| Task statement |
Set down the full listing exactly as given. Any pictures are to be left out.

| Dataset excerpt |
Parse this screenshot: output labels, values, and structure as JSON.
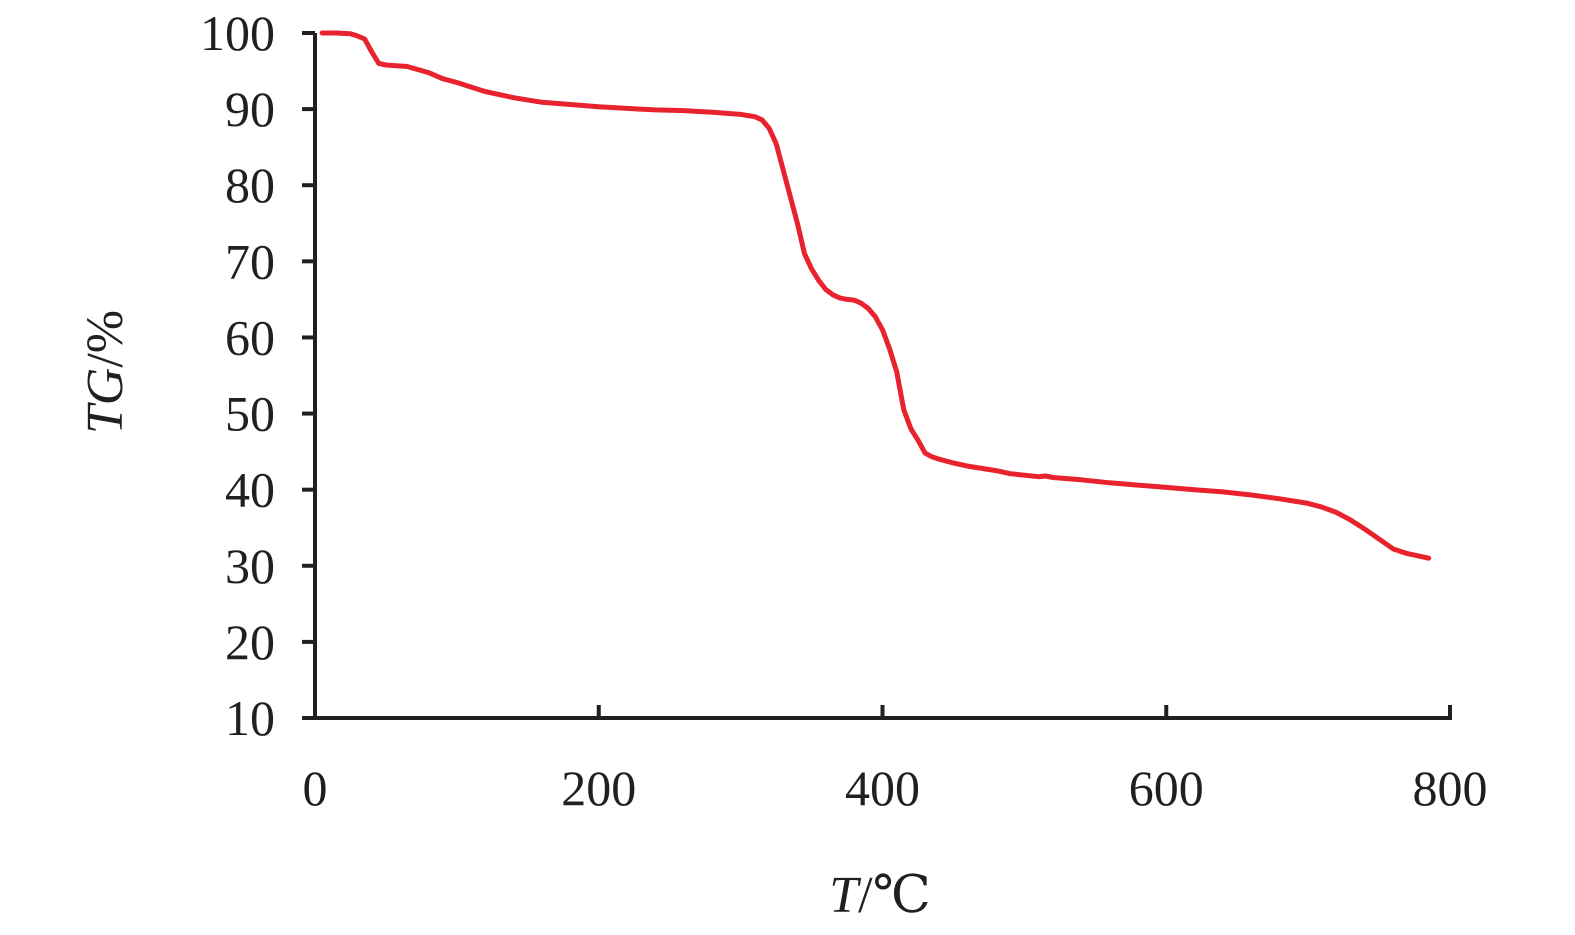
{
  "chart_data": {
    "type": "line",
    "xlabel_var": "T",
    "xlabel_unit": "/℃",
    "ylabel_var": "TG",
    "ylabel_unit": "/%",
    "xlim": [
      0,
      800
    ],
    "ylim": [
      10,
      100
    ],
    "xticks": [
      0,
      200,
      400,
      600,
      800
    ],
    "yticks": [
      10,
      20,
      30,
      40,
      50,
      60,
      70,
      80,
      90,
      100
    ],
    "grid": false,
    "colors": {
      "series": "#e8232d",
      "axis": "#231f20"
    },
    "series": [
      {
        "x": [
          5,
          15,
          25,
          30,
          35,
          40,
          45,
          50,
          65,
          80,
          90,
          100,
          120,
          140,
          160,
          180,
          200,
          220,
          240,
          260,
          280,
          300,
          310,
          315,
          320,
          325,
          330,
          335,
          340,
          345,
          350,
          355,
          360,
          365,
          370,
          375,
          380,
          385,
          390,
          395,
          400,
          405,
          410,
          412,
          415,
          420,
          425,
          430,
          435,
          440,
          450,
          460,
          470,
          480,
          490,
          500,
          510,
          515,
          520,
          540,
          560,
          580,
          600,
          620,
          640,
          660,
          680,
          700,
          710,
          720,
          730,
          740,
          750,
          760,
          770,
          785
        ],
        "y": [
          100,
          100,
          99.9,
          99.6,
          99.2,
          97.5,
          96,
          95.8,
          95.6,
          94.8,
          94,
          93.5,
          92.3,
          91.5,
          90.9,
          90.6,
          90.3,
          90.1,
          89.9,
          89.8,
          89.6,
          89.3,
          89,
          88.6,
          87.5,
          85.5,
          82,
          78.5,
          75,
          71,
          69,
          67.5,
          66.3,
          65.6,
          65.2,
          65,
          64.9,
          64.5,
          63.8,
          62.7,
          61,
          58.5,
          55.5,
          53.5,
          50.5,
          48,
          46.5,
          44.8,
          44.3,
          44,
          43.5,
          43.1,
          42.8,
          42.5,
          42.1,
          41.9,
          41.7,
          41.8,
          41.6,
          41.3,
          40.9,
          40.6,
          40.3,
          40,
          39.7,
          39.3,
          38.8,
          38.2,
          37.7,
          37,
          36,
          34.8,
          33.5,
          32.2,
          31.6,
          31
        ]
      }
    ]
  }
}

| Answer to the problem |
Parse this screenshot: output labels, values, and structure as JSON.
{
  "chart_data": {
    "type": "line",
    "xlabel_var": "T",
    "xlabel_unit": "/℃",
    "ylabel_var": "TG",
    "ylabel_unit": "/%",
    "xlim": [
      0,
      800
    ],
    "ylim": [
      10,
      100
    ],
    "xticks": [
      0,
      200,
      400,
      600,
      800
    ],
    "yticks": [
      10,
      20,
      30,
      40,
      50,
      60,
      70,
      80,
      90,
      100
    ],
    "grid": false,
    "colors": {
      "series": "#e8232d",
      "axis": "#231f20"
    },
    "series": [
      {
        "x": [
          5,
          15,
          25,
          30,
          35,
          40,
          45,
          50,
          65,
          80,
          90,
          100,
          120,
          140,
          160,
          180,
          200,
          220,
          240,
          260,
          280,
          300,
          310,
          315,
          320,
          325,
          330,
          335,
          340,
          345,
          350,
          355,
          360,
          365,
          370,
          375,
          380,
          385,
          390,
          395,
          400,
          405,
          410,
          412,
          415,
          420,
          425,
          430,
          435,
          440,
          450,
          460,
          470,
          480,
          490,
          500,
          510,
          515,
          520,
          540,
          560,
          580,
          600,
          620,
          640,
          660,
          680,
          700,
          710,
          720,
          730,
          740,
          750,
          760,
          770,
          785
        ],
        "y": [
          100,
          100,
          99.9,
          99.6,
          99.2,
          97.5,
          96,
          95.8,
          95.6,
          94.8,
          94,
          93.5,
          92.3,
          91.5,
          90.9,
          90.6,
          90.3,
          90.1,
          89.9,
          89.8,
          89.6,
          89.3,
          89,
          88.6,
          87.5,
          85.5,
          82,
          78.5,
          75,
          71,
          69,
          67.5,
          66.3,
          65.6,
          65.2,
          65,
          64.9,
          64.5,
          63.8,
          62.7,
          61,
          58.5,
          55.5,
          53.5,
          50.5,
          48,
          46.5,
          44.8,
          44.3,
          44,
          43.5,
          43.1,
          42.8,
          42.5,
          42.1,
          41.9,
          41.7,
          41.8,
          41.6,
          41.3,
          40.9,
          40.6,
          40.3,
          40,
          39.7,
          39.3,
          38.8,
          38.2,
          37.7,
          37,
          36,
          34.8,
          33.5,
          32.2,
          31.6,
          31
        ]
      }
    ]
  }
}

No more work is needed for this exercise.